* **What the task asks**:
Collect every line in the records below that contains the word "相交于点".

[Rows from a dataset]
□ □ □ □ □

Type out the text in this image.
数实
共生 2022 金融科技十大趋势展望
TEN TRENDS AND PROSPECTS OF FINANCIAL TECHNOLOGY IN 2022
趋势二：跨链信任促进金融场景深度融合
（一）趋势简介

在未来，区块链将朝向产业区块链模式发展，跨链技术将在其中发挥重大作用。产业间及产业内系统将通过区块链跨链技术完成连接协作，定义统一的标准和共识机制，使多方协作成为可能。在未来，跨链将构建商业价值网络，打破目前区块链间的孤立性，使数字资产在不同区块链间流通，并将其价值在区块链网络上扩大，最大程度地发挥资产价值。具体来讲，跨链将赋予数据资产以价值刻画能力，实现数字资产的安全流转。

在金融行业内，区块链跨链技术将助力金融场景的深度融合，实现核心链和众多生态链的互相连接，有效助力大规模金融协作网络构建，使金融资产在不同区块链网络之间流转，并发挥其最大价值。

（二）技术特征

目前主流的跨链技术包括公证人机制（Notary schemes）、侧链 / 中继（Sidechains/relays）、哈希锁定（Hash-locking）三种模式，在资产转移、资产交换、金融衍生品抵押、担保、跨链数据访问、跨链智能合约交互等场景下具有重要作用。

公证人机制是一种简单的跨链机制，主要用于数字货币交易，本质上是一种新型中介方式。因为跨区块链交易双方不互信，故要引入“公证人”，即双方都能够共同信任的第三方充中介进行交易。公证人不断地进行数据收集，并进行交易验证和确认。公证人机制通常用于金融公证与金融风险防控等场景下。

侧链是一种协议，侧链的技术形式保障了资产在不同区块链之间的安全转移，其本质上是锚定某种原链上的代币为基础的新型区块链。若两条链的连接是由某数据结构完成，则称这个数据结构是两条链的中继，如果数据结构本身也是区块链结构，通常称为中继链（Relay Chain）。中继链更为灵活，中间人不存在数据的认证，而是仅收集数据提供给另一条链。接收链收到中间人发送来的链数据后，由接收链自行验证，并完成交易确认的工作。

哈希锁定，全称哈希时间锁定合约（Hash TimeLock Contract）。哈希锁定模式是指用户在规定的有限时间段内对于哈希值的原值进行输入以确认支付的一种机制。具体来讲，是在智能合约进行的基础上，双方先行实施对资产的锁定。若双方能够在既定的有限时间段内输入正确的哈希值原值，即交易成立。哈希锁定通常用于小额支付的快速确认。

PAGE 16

□ □ □ □ □

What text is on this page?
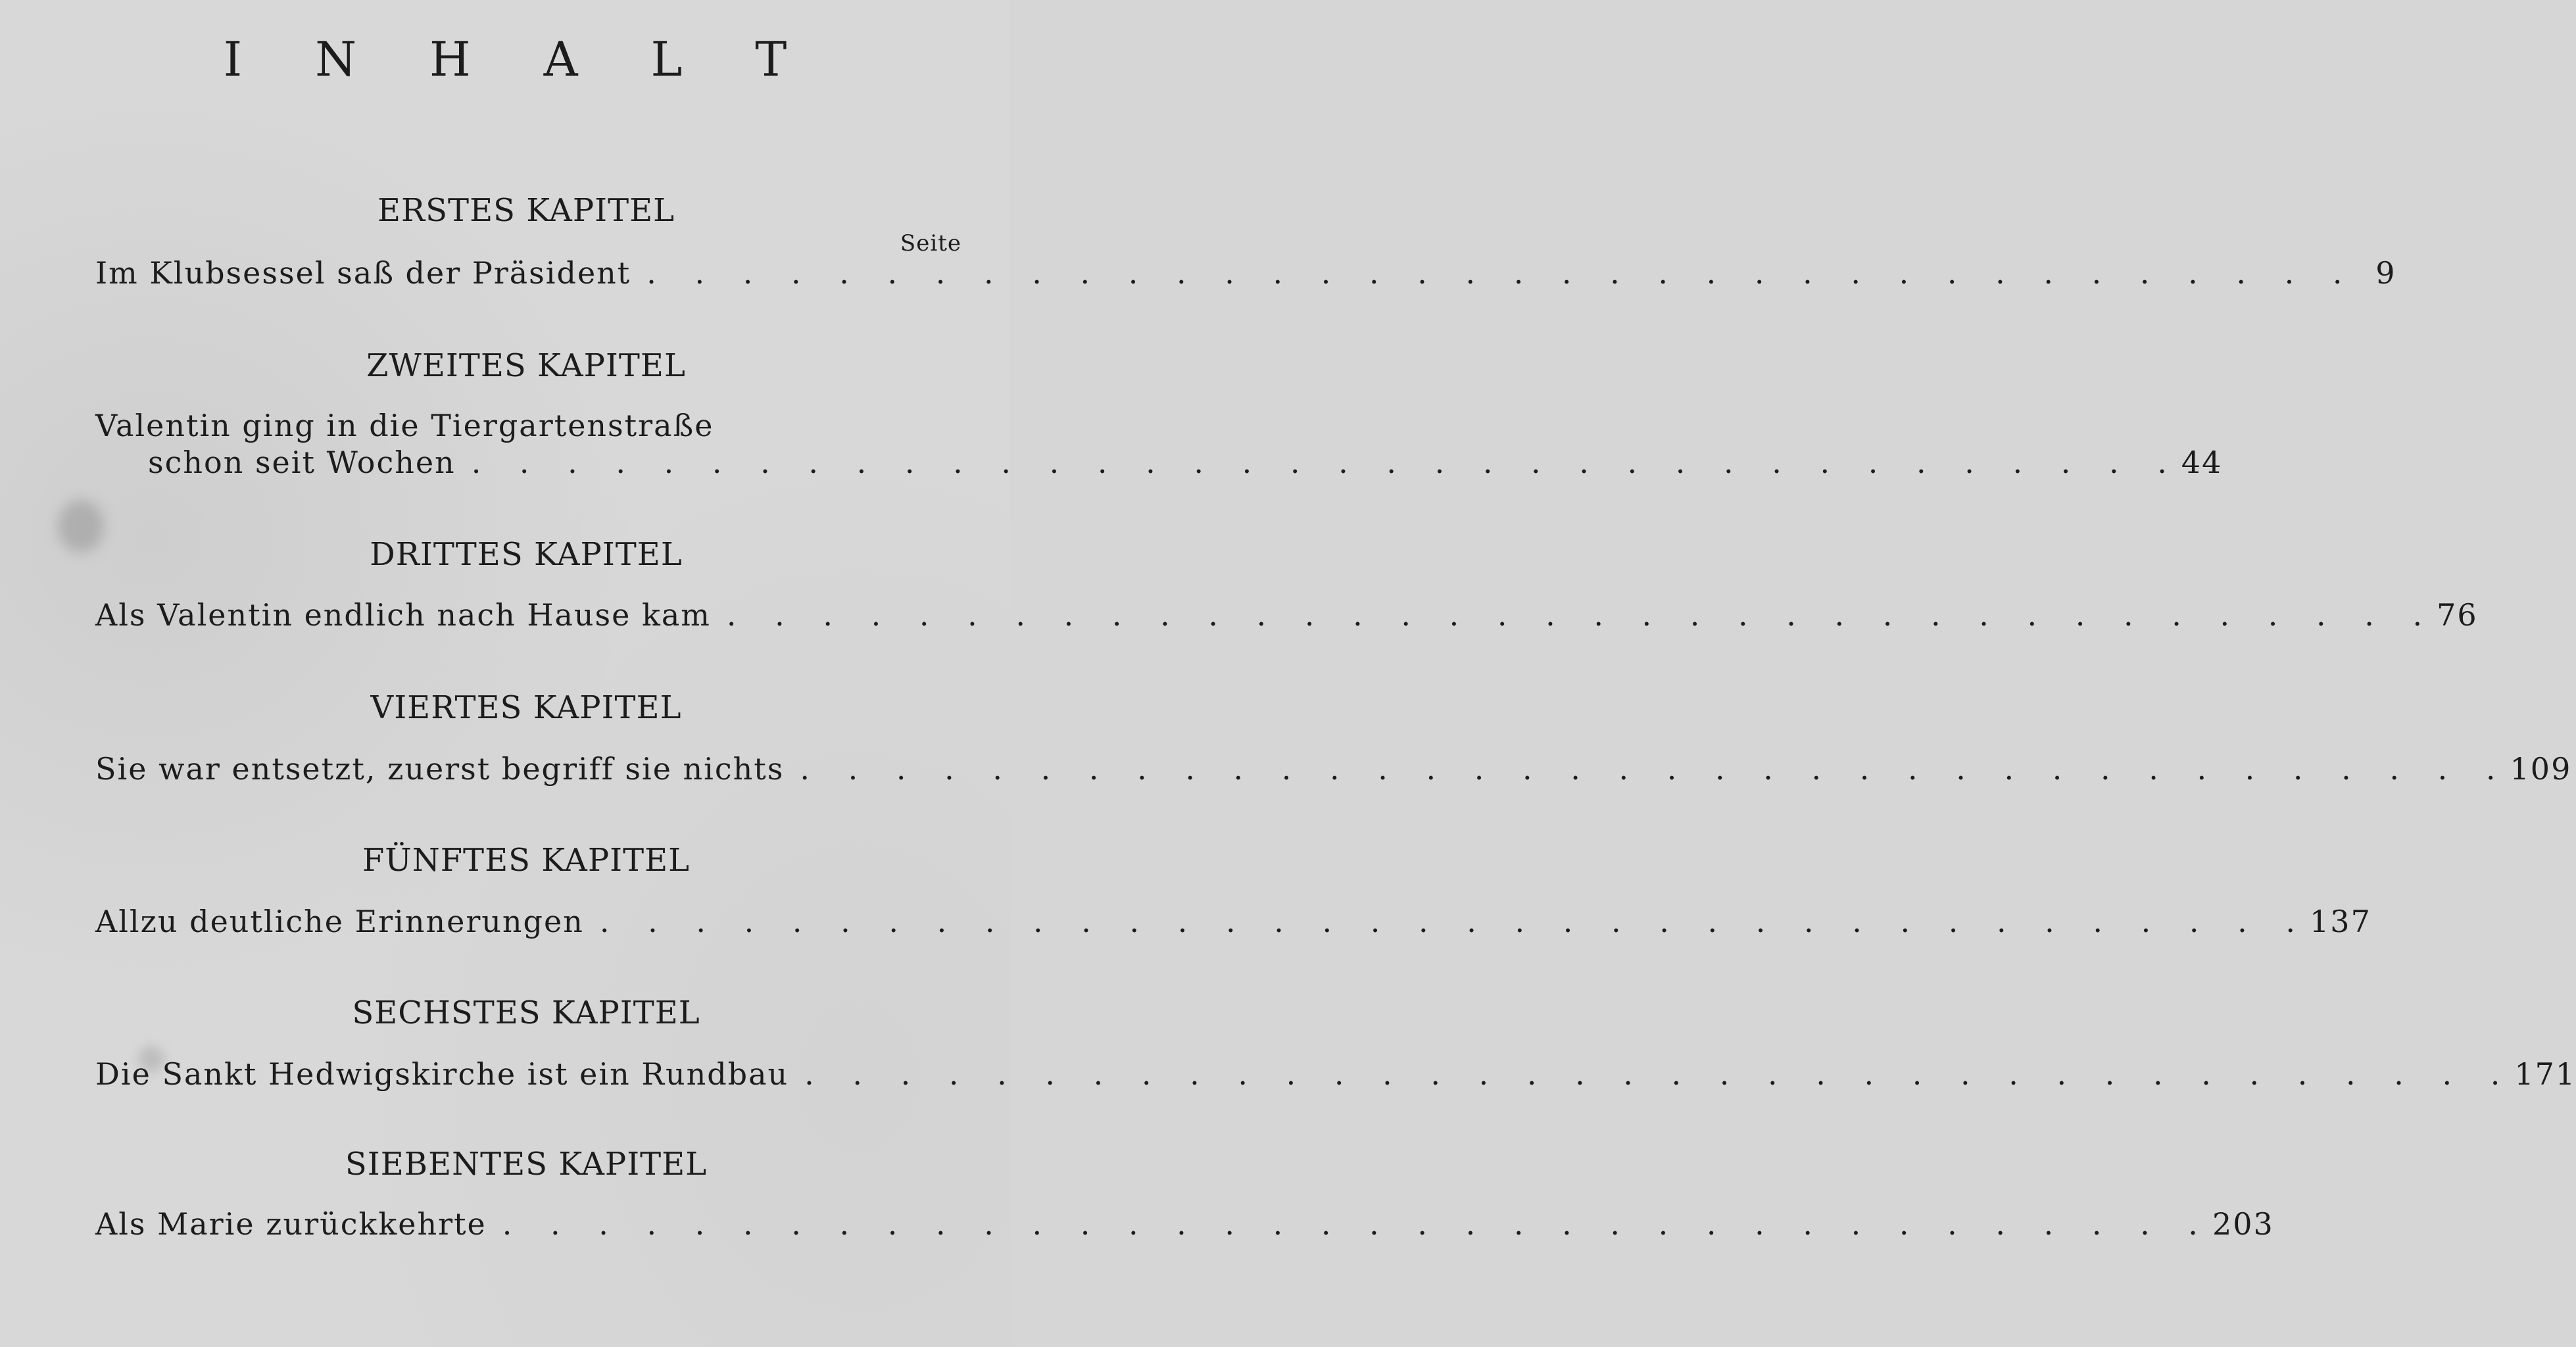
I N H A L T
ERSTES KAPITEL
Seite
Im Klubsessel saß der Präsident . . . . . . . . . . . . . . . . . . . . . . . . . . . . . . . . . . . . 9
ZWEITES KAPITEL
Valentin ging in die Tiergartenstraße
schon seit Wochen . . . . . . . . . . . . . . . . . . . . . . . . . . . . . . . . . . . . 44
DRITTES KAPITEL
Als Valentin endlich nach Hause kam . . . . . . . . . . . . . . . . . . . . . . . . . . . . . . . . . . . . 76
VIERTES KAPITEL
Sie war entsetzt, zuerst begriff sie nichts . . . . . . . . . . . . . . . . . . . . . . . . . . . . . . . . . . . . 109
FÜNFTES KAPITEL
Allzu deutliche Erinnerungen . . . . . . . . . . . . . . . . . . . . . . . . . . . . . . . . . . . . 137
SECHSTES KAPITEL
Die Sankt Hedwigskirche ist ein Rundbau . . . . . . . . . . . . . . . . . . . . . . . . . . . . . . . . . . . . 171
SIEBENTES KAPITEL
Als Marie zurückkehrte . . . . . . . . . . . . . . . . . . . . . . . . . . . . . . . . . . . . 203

□ □ □ □ □

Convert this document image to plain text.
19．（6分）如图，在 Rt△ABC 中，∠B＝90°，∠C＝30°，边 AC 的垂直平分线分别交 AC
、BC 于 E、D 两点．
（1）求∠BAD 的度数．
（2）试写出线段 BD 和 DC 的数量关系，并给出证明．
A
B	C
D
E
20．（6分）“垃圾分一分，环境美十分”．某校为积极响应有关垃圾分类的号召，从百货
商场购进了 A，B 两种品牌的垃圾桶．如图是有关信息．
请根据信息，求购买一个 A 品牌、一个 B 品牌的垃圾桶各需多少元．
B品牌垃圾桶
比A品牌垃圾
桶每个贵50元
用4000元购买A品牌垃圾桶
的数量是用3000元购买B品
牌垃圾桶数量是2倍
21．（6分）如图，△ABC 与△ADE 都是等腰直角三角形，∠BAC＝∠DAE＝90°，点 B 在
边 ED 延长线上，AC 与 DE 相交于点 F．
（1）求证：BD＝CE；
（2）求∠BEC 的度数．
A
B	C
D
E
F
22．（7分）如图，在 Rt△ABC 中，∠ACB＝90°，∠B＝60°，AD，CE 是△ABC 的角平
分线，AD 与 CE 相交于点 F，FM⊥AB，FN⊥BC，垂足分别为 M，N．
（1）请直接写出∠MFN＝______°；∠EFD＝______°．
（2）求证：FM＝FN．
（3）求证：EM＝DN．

□ □ □ □ □

* **Answer to this problem**:
边 ED 延长线上，AC 与 DE 相交于点 F．
分线，AD 与 CE 相交于点 F，FM⊥AB，FN⊥BC，垂足分别为 M，N．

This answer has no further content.